--- Exercise directions ---
Without including any picture, transcribe the entries below word for word.

--- Records for processing ---
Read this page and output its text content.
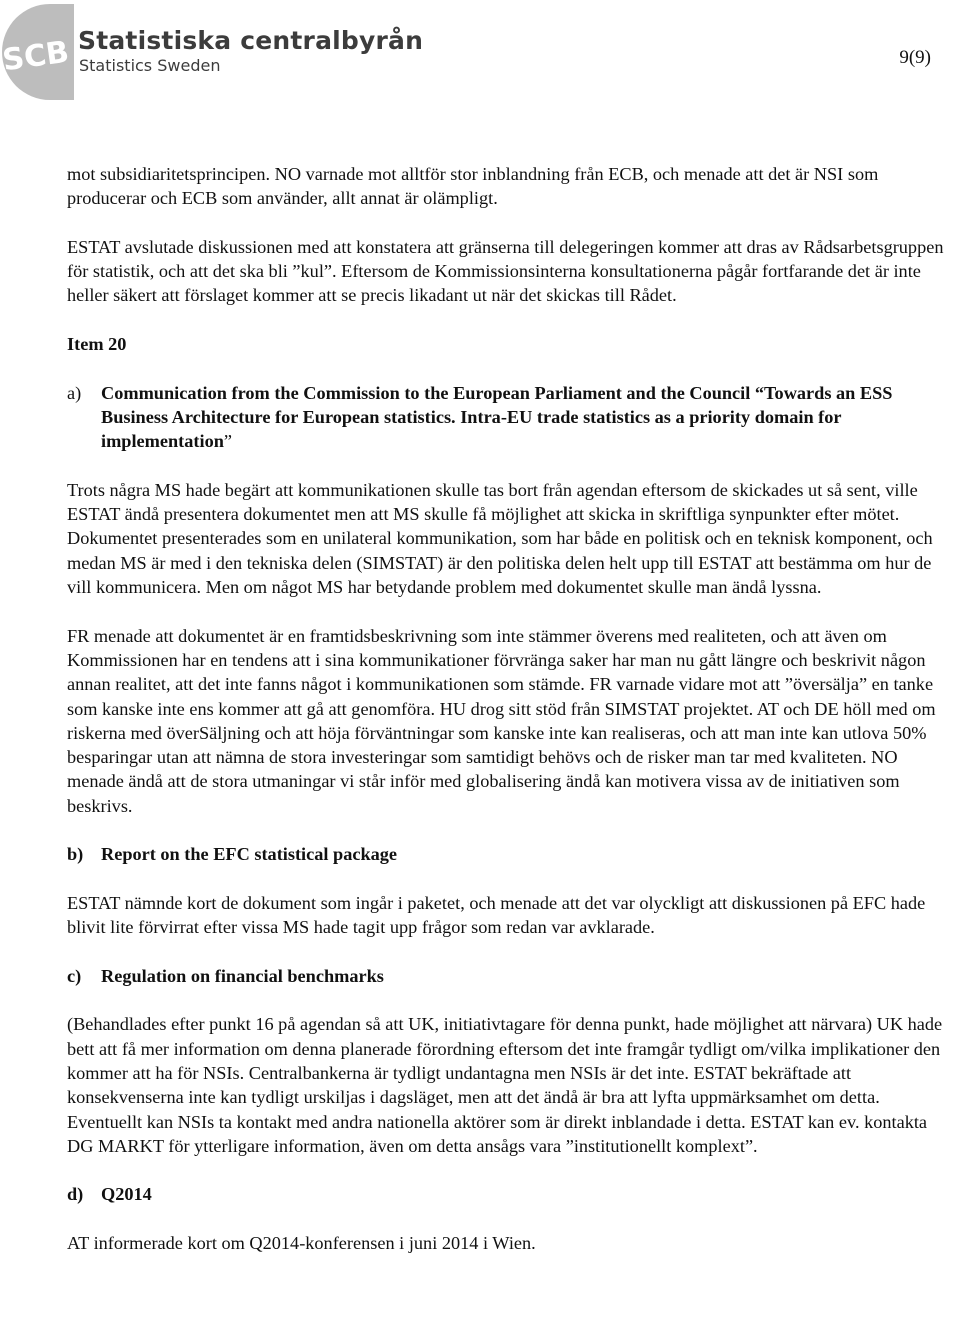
SCB Statistiska centralbyrån
Statistics Sweden	9(9)

mot subsidiaritetsprincipen. NO varnade mot alltför stor inblandning från ECB, och menade att det är NSI som producerar och ECB som använder, allt annat är olämpligt.

ESTAT avslutade diskussionen med att konstatera att gränserna till delegeringen kommer att dras av Rådsarbetsgruppen för statistik, och att det ska bli ”kul”. Eftersom de Kommissionsinterna konsultationerna pågår fortfarande det är inte heller säkert att förslaget kommer att se precis likadant ut när det skickas till Rådet.

Item 20

a)	Communication from the Commission to the European Parliament and the Council “Towards an ESS Business Architecture for European statistics. Intra-EU trade statistics as a priority domain for implementation”

Trots några MS hade begärt att kommunikationen skulle tas bort från agendan eftersom de skickades ut så sent, ville ESTAT ändå presentera dokumentet men att MS skulle få möjlighet att skicka in skriftliga synpunkter efter mötet. Dokumentet presenterades som en unilateral kommunikation, som har både en politisk och en teknisk komponent, och medan MS är med i den tekniska delen (SIMSTAT) är den politiska delen helt upp till ESTAT att bestämma om hur de vill kommunicera. Men om något MS har betydande problem med dokumentet skulle man ändå lyssna.

FR menade att dokumentet är en framtidsbeskrivning som inte stämmer överens med realiteten, och att även om Kommissionen har en tendens att i sina kommunikationer förvränga saker har man nu gått längre och beskrivit någon annan realitet, att det inte fanns något i kommunikationen som stämde. FR varnade vidare mot att ”översälja” en tanke som kanske inte ens kommer att gå att genomföra. HU drog sitt stöd från SIMSTAT projektet. AT och DE höll med om riskerna med överSäljning och att höja förväntningar som kanske inte kan realiseras, och att man inte kan utlova 50% besparingar utan att nämna de stora investeringar som samtidigt behövs och de risker man tar med kvaliteten. NO menade ändå att de stora utmaningar vi står inför med globalisering ändå kan motivera vissa av de initiativen som beskrivs.

b) Report on the EFC statistical package

ESTAT nämnde kort de dokument som ingår i paketet, och menade att det var olyckligt att diskussionen på EFC hade blivit lite förvirrat efter vissa MS hade tagit upp frågor som redan var avklarade.

c)	Regulation on financial benchmarks

(Behandlades efter punkt 16 på agendan så att UK, initiativtagare för denna punkt, hade möjlighet att närvara) UK hade bett att få mer information om denna planerade förordning eftersom det inte framgår tydligt om/vilka implikationer den kommer att ha för NSIs. Centralbankerna är tydligt undantagna men NSIs är det inte. ESTAT bekräftade att konsekvenserna inte kan tydligt urskiljas i dagsläget, men att det ändå är bra att lyfta uppmärksamhet om detta. Eventuellt kan NSIs ta kontakt med andra nationella aktörer som är direkt inblandade i detta. ESTAT kan ev. kontakta DG MARKT för ytterligare information, även om detta ansågs vara ”institutionellt komplext”.

d) Q2014

AT informerade kort om Q2014-konferensen i juni 2014 i Wien.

--- Exercise output ---
Read this page and output its text content.
SCB Statistiska centralbyrån
Statistics Sweden	9(9)

mot subsidiaritetsprincipen. NO varnade mot alltför stor inblandning från ECB, och menade att det är NSI som producerar och ECB som använder, allt annat är olämpligt.

ESTAT avslutade diskussionen med att konstatera att gränserna till delegeringen kommer att dras av Rådsarbetsgruppen för statistik, och att det ska bli ”kul”. Eftersom de Kommissionsinterna konsultationerna pågår fortfarande det är inte heller säkert att förslaget kommer att se precis likadant ut när det skickas till Rådet.

Item 20

a)	Communication from the Commission to the European Parliament and the Council “Towards an ESS Business Architecture for European statistics. Intra-EU trade statistics as a priority domain for implementation”

Trots några MS hade begärt att kommunikationen skulle tas bort från agendan eftersom de skickades ut så sent, ville ESTAT ändå presentera dokumentet men att MS skulle få möjlighet att skicka in skriftliga synpunkter efter mötet. Dokumentet presenterades som en unilateral kommunikation, som har både en politisk och en teknisk komponent, och medan MS är med i den tekniska delen (SIMSTAT) är den politiska delen helt upp till ESTAT att bestämma om hur de vill kommunicera. Men om något MS har betydande problem med dokumentet skulle man ändå lyssna.

FR menade att dokumentet är en framtidsbeskrivning som inte stämmer överens med realiteten, och att även om Kommissionen har en tendens att i sina kommunikationer förvränga saker har man nu gått längre och beskrivit någon annan realitet, att det inte fanns något i kommunikationen som stämde. FR varnade vidare mot att ”översälja” en tanke som kanske inte ens kommer att gå att genomföra. HU drog sitt stöd från SIMSTAT projektet. AT och DE höll med om riskerna med överSäljning och att höja förväntningar som kanske inte kan realiseras, och att man inte kan utlova 50% besparingar utan att nämna de stora investeringar som samtidigt behövs och de risker man tar med kvaliteten. NO menade ändå att de stora utmaningar vi står inför med globalisering ändå kan motivera vissa av de initiativen som beskrivs.

b) Report on the EFC statistical package

ESTAT nämnde kort de dokument som ingår i paketet, och menade att det var olyckligt att diskussionen på EFC hade blivit lite förvirrat efter vissa MS hade tagit upp frågor som redan var avklarade.

c)	Regulation on financial benchmarks

(Behandlades efter punkt 16 på agendan så att UK, initiativtagare för denna punkt, hade möjlighet att närvara) UK hade bett att få mer information om denna planerade förordning eftersom det inte framgår tydligt om/vilka implikationer den kommer att ha för NSIs. Centralbankerna är tydligt undantagna men NSIs är det inte. ESTAT bekräftade att konsekvenserna inte kan tydligt urskiljas i dagsläget, men att det ändå är bra att lyfta uppmärksamhet om detta. Eventuellt kan NSIs ta kontakt med andra nationella aktörer som är direkt inblandade i detta. ESTAT kan ev. kontakta DG MARKT för ytterligare information, även om detta ansågs vara ”institutionellt komplext”.

d) Q2014

AT informerade kort om Q2014-konferensen i juni 2014 i Wien.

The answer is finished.